START

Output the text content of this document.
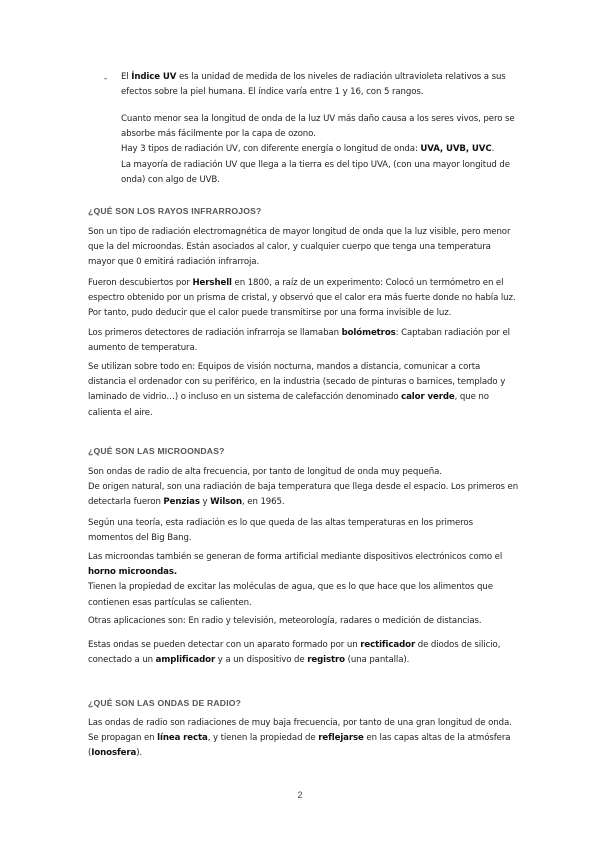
- El Índice UV es la unidad de medida de los niveles de radiación ultravioleta relativos a sus efectos sobre la piel humana. El índice varía entre 1 y 16, con 5 rangos.

Cuanto menor sea la longitud de onda de la luz UV más daño causa a los seres vivos, pero se absorbe más fácilmente por la capa de ozono.

Hay 3 tipos de radiación UV, con diferente energía o longitud de onda: UVA, UVB, UVC.

La mayoría de radiación UV que llega a la tierra es del tipo UVA, (con una mayor longitud de onda) con algo de UVB.

¿QUÉ SON LOS RAYOS INFRARROJOS?

Son un tipo de radiación electromagnética de mayor longitud de onda que la luz visible, pero menor que la del microondas. Están asociados al calor, y cualquier cuerpo que tenga una temperatura mayor que 0 emitirá radiación infrarroja.

Fueron descubiertos por Hershell en 1800, a raíz de un experimento: Colocó un termómetro en el espectro obtenido por un prisma de cristal, y observó que el calor era más fuerte donde no había luz. Por tanto, pudo deducir que el calor puede transmitirse por una forma invisible de luz.

Los primeros detectores de radiación infrarroja se llamaban bolómetros: Captaban radiación por el aumento de temperatura.

Se utilizan sobre todo en: Equipos de visión nocturna, mandos a distancia, comunicar a corta distancia el ordenador con su periférico, en la industria (secado de pinturas o barnices, templado y laminado de vidrio…) o incluso en un sistema de calefacción denominado calor verde, que no calienta el aire.

¿QUÉ SON LAS MICROONDAS?

Son ondas de radio de alta frecuencia, por tanto de longitud de onda muy pequeña.

De origen natural, son una radiación de baja temperatura que llega desde el espacio. Los primeros en detectarla fueron Penzias y Wilson, en 1965.

Según una teoría, esta radiación es lo que queda de las altas temperaturas en los primeros momentos del Big Bang.

Las microondas también se generan de forma artificial mediante dispositivos electrónicos como el horno microondas.

Tienen la propiedad de excitar las moléculas de agua, que es lo que hace que los alimentos que contienen esas partículas se calienten.

Otras aplicaciones son: En radio y televisión, meteorología, radares o medición de distancias.

Estas ondas se pueden detectar con un aparato formado por un rectificador de diodos de silicio, conectado a un amplificador y a un dispositivo de registro (una pantalla).

¿QUÉ SON LAS ONDAS DE RADIO?

Las ondas de radio son radiaciones de muy baja frecuencia, por tanto de una gran longitud de onda.

Se propagan en línea recta, y tienen la propiedad de reflejarse en las capas altas de la atmósfera (Ionosfera).

2
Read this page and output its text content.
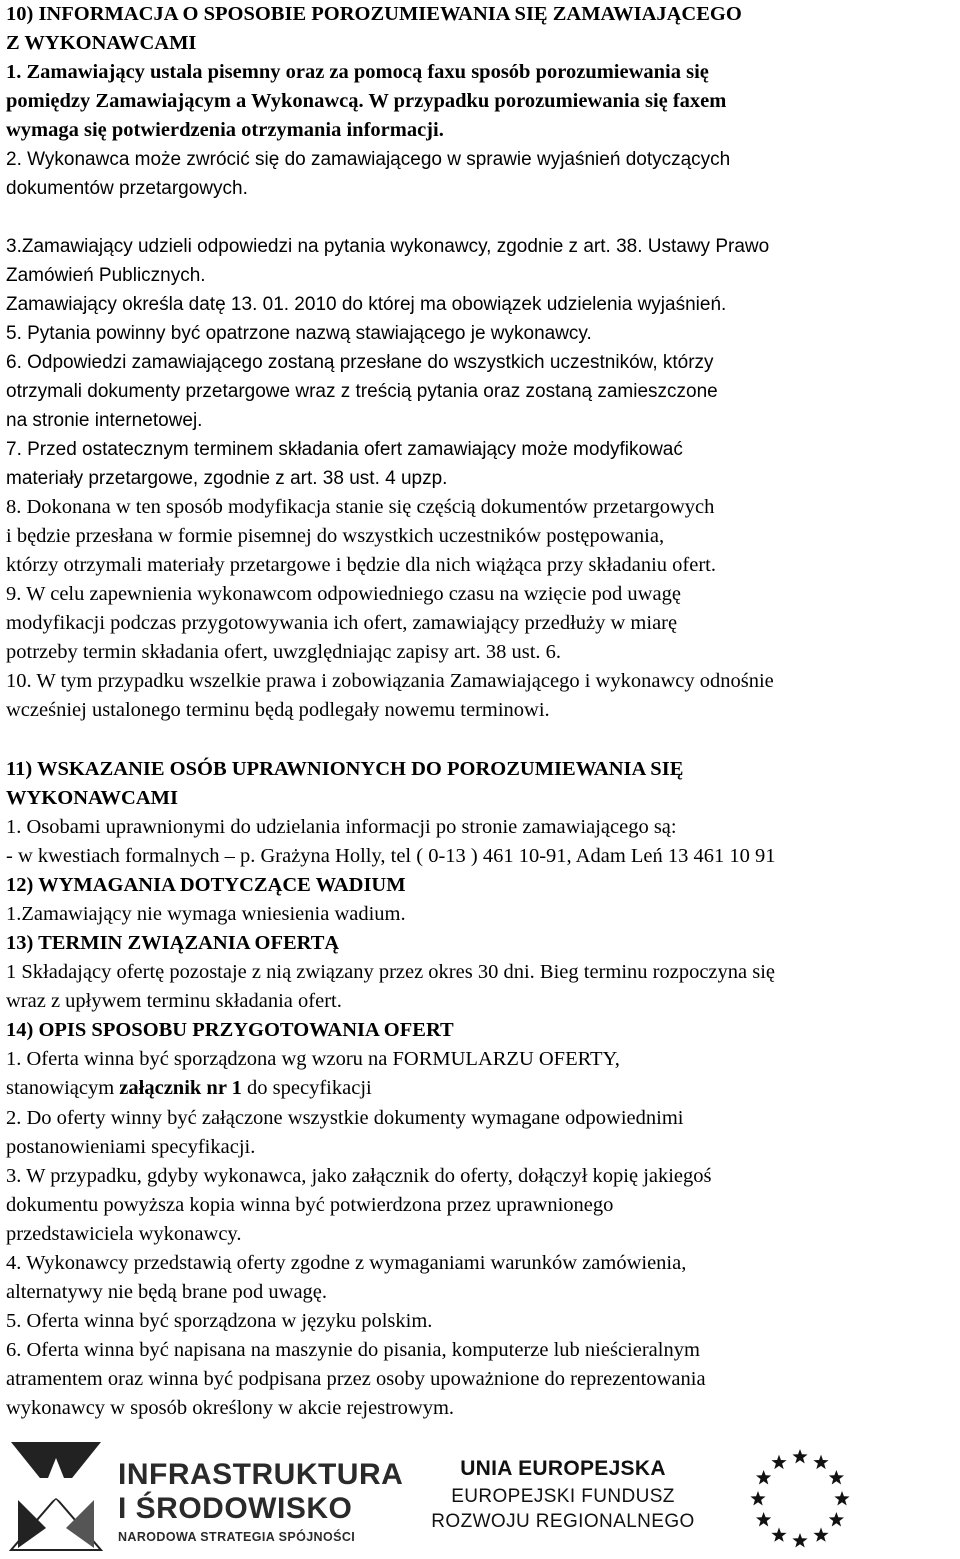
10) INFORMACJA O SPOSOBIE POROZUMIEWANIA SIĘ ZAMAWIAJĄCEGO
Z WYKONAWCAMI
1. Zamawiający ustala pisemny oraz za pomocą faxu sposób porozumiewania się
pomiędzy Zamawiającym a Wykonawcą. W przypadku porozumiewania się faxem
wymaga się potwierdzenia otrzymania informacji.
2. Wykonawca może zwrócić się do zamawiającego w sprawie wyjaśnień dotyczących
dokumentów przetargowych.
3.Zamawiający udzieli odpowiedzi na pytania wykonawcy, zgodnie z art. 38. Ustawy Prawo
Zamówień Publicznych.
Zamawiający określa datę 13. 01. 2010 do której ma obowiązek udzielenia wyjaśnień.
5. Pytania powinny być opatrzone nazwą stawiającego je wykonawcy.
6. Odpowiedzi zamawiającego zostaną przesłane do wszystkich uczestników, którzy
otrzymali dokumenty przetargowe wraz z treścią pytania oraz zostaną zamieszczone
na stronie internetowej.
7. Przed ostatecznym terminem składania ofert zamawiający może modyfikować
materiały przetargowe, zgodnie z art. 38 ust. 4 upzp.
8. Dokonana w ten sposób modyfikacja stanie się częścią dokumentów przetargowych
i będzie przesłana w formie pisemnej do wszystkich uczestników postępowania,
którzy otrzymali materiały przetargowe i będzie dla nich wiążąca przy składaniu ofert.
9. W celu zapewnienia wykonawcom odpowiedniego czasu na wzięcie pod uwagę
modyfikacji podczas przygotowywania ich ofert, zamawiający przedłuży w miarę
potrzeby termin składania ofert, uwzględniając zapisy art. 38 ust. 6.
10. W tym przypadku wszelkie prawa i zobowiązania Zamawiającego i wykonawcy odnośnie
wcześniej ustalonego terminu będą podlegały nowemu terminowi.
11) WSKAZANIE OSÓB UPRAWNIONYCH DO POROZUMIEWANIA SIĘ
WYKONAWCAMI
1. Osobami uprawnionymi do udzielania informacji po stronie zamawiającego są:
- w kwestiach formalnych – p. Grażyna Holly, tel ( 0-13 ) 461 10-91, Adam Leń 13 461 10 91
12) WYMAGANIA DOTYCZĄCE WADIUM
1.Zamawiający nie wymaga wniesienia wadium.
13) TERMIN ZWIĄZANIA OFERTĄ
1 Składający ofertę pozostaje z nią związany przez okres 30 dni. Bieg terminu rozpoczyna się
wraz z upływem terminu składania ofert.
14) OPIS SPOSOBU PRZYGOTOWANIA OFERT
1. Oferta winna być sporządzona wg wzoru na FORMULARZU OFERTY,
stanowiącym załącznik nr 1 do specyfikacji
2. Do oferty winny być załączone wszystkie dokumenty wymagane odpowiednimi
postanowieniami specyfikacji.
3. W przypadku, gdyby wykonawca, jako załącznik do oferty, dołączył kopię jakiegoś
dokumentu powyższa kopia winna być potwierdzona przez uprawnionego
przedstawiciela wykonawcy.
4. Wykonawcy przedstawią oferty zgodne z wymaganiami warunków zamówienia,
alternatywy nie będą brane pod uwagę.
5. Oferta winna być sporządzona w języku polskim.
6. Oferta winna być napisana na maszynie do pisania, komputerze lub nieścieralnym
atramentem oraz winna być podpisana przez osoby upoważnione do reprezentowania
wykonawcy w sposób określony w akcie rejestrowym.
INFRASTRUKTURA
I ŚRODOWISKO
NARODOWA STRATEGIA SPÓJNOŚCI
UNIA EUROPEJSKA
EUROPEJSKI FUNDUSZ
ROZWOJU REGIONALNEGO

END

WRITTEN TASK →
Print each record exactly as it stands, leaving the images out.

FINISHED TASK →
Output the text content of this document.
- El Índice UV es la unidad de medida de los niveles de radiación ultravioleta relativos a sus efectos sobre la piel humana. El índice varía entre 1 y 16, con 5 rangos.

Cuanto menor sea la longitud de onda de la luz UV más daño causa a los seres vivos, pero se absorbe más fácilmente por la capa de ozono.

Hay 3 tipos de radiación UV, con diferente energía o longitud de onda: UVA, UVB, UVC.

La mayoría de radiación UV que llega a la tierra es del tipo UVA, (con una mayor longitud de onda) con algo de UVB.

¿QUÉ SON LOS RAYOS INFRARROJOS?

Son un tipo de radiación electromagnética de mayor longitud de onda que la luz visible, pero menor que la del microondas. Están asociados al calor, y cualquier cuerpo que tenga una temperatura mayor que 0 emitirá radiación infrarroja.

Fueron descubiertos por Hershell en 1800, a raíz de un experimento: Colocó un termómetro en el espectro obtenido por un prisma de cristal, y observó que el calor era más fuerte donde no había luz. Por tanto, pudo deducir que el calor puede transmitirse por una forma invisible de luz.

Los primeros detectores de radiación infrarroja se llamaban bolómetros: Captaban radiación por el aumento de temperatura.

Se utilizan sobre todo en: Equipos de visión nocturna, mandos a distancia, comunicar a corta distancia el ordenador con su periférico, en la industria (secado de pinturas o barnices, templado y laminado de vidrio…) o incluso en un sistema de calefacción denominado calor verde, que no calienta el aire.

¿QUÉ SON LAS MICROONDAS?

Son ondas de radio de alta frecuencia, por tanto de longitud de onda muy pequeña.

De origen natural, son una radiación de baja temperatura que llega desde el espacio. Los primeros en detectarla fueron Penzias y Wilson, en 1965.

Según una teoría, esta radiación es lo que queda de las altas temperaturas en los primeros momentos del Big Bang.

Las microondas también se generan de forma artificial mediante dispositivos electrónicos como el horno microondas.

Tienen la propiedad de excitar las moléculas de agua, que es lo que hace que los alimentos que contienen esas partículas se calienten.

Otras aplicaciones son: En radio y televisión, meteorología, radares o medición de distancias.

Estas ondas se pueden detectar con un aparato formado por un rectificador de diodos de silicio, conectado a un amplificador y a un dispositivo de registro (una pantalla).

¿QUÉ SON LAS ONDAS DE RADIO?

Las ondas de radio son radiaciones de muy baja frecuencia, por tanto de una gran longitud de onda.

Se propagan en línea recta, y tienen la propiedad de reflejarse en las capas altas de la atmósfera (Ionosfera).

2
Read this page and output its text content.
10) INFORMACJA O SPOSOBIE POROZUMIEWANIA SIĘ ZAMAWIAJĄCEGO
Z WYKONAWCAMI
1. Zamawiający ustala pisemny oraz za pomocą faxu sposób porozumiewania się
pomiędzy Zamawiającym a Wykonawcą. W przypadku porozumiewania się faxem
wymaga się potwierdzenia otrzymania informacji.
2. Wykonawca może zwrócić się do zamawiającego w sprawie wyjaśnień dotyczących
dokumentów przetargowych.
3.Zamawiający udzieli odpowiedzi na pytania wykonawcy, zgodnie z art. 38. Ustawy Prawo
Zamówień Publicznych.
Zamawiający określa datę 13. 01. 2010 do której ma obowiązek udzielenia wyjaśnień.
5. Pytania powinny być opatrzone nazwą stawiającego je wykonawcy.
6. Odpowiedzi zamawiającego zostaną przesłane do wszystkich uczestników, którzy
otrzymali dokumenty przetargowe wraz z treścią pytania oraz zostaną zamieszczone
na stronie internetowej.
7. Przed ostatecznym terminem składania ofert zamawiający może modyfikować
materiały przetargowe, zgodnie z art. 38 ust. 4 upzp.
8. Dokonana w ten sposób modyfikacja stanie się częścią dokumentów przetargowych
i będzie przesłana w formie pisemnej do wszystkich uczestników postępowania,
którzy otrzymali materiały przetargowe i będzie dla nich wiążąca przy składaniu ofert.
9. W celu zapewnienia wykonawcom odpowiedniego czasu na wzięcie pod uwagę
modyfikacji podczas przygotowywania ich ofert, zamawiający przedłuży w miarę
potrzeby termin składania ofert, uwzględniając zapisy art. 38 ust. 6.
10. W tym przypadku wszelkie prawa i zobowiązania Zamawiającego i wykonawcy odnośnie
wcześniej ustalonego terminu będą podlegały nowemu terminowi.
11) WSKAZANIE OSÓB UPRAWNIONYCH DO POROZUMIEWANIA SIĘ
WYKONAWCAMI
1. Osobami uprawnionymi do udzielania informacji po stronie zamawiającego są:
- w kwestiach formalnych – p. Grażyna Holly, tel ( 0-13 ) 461 10-91, Adam Leń 13 461 10 91
12) WYMAGANIA DOTYCZĄCE WADIUM
1.Zamawiający nie wymaga wniesienia wadium.
13) TERMIN ZWIĄZANIA OFERTĄ
1 Składający ofertę pozostaje z nią związany przez okres 30 dni. Bieg terminu rozpoczyna się
wraz z upływem terminu składania ofert.
14) OPIS SPOSOBU PRZYGOTOWANIA OFERT
1. Oferta winna być sporządzona wg wzoru na FORMULARZU OFERTY,
stanowiącym załącznik nr 1 do specyfikacji
2. Do oferty winny być załączone wszystkie dokumenty wymagane odpowiednimi
postanowieniami specyfikacji.
3. W przypadku, gdyby wykonawca, jako załącznik do oferty, dołączył kopię jakiegoś
dokumentu powyższa kopia winna być potwierdzona przez uprawnionego
przedstawiciela wykonawcy.
4. Wykonawcy przedstawią oferty zgodne z wymaganiami warunków zamówienia,
alternatywy nie będą brane pod uwagę.
5. Oferta winna być sporządzona w języku polskim.
6. Oferta winna być napisana na maszynie do pisania, komputerze lub nieścieralnym
atramentem oraz winna być podpisana przez osoby upoważnione do reprezentowania
wykonawcy w sposób określony w akcie rejestrowym.
INFRASTRUKTURA
I ŚRODOWISKO
NARODOWA STRATEGIA SPÓJNOŚCI
UNIA EUROPEJSKA
EUROPEJSKI FUNDUSZ
ROZWOJU REGIONALNEGO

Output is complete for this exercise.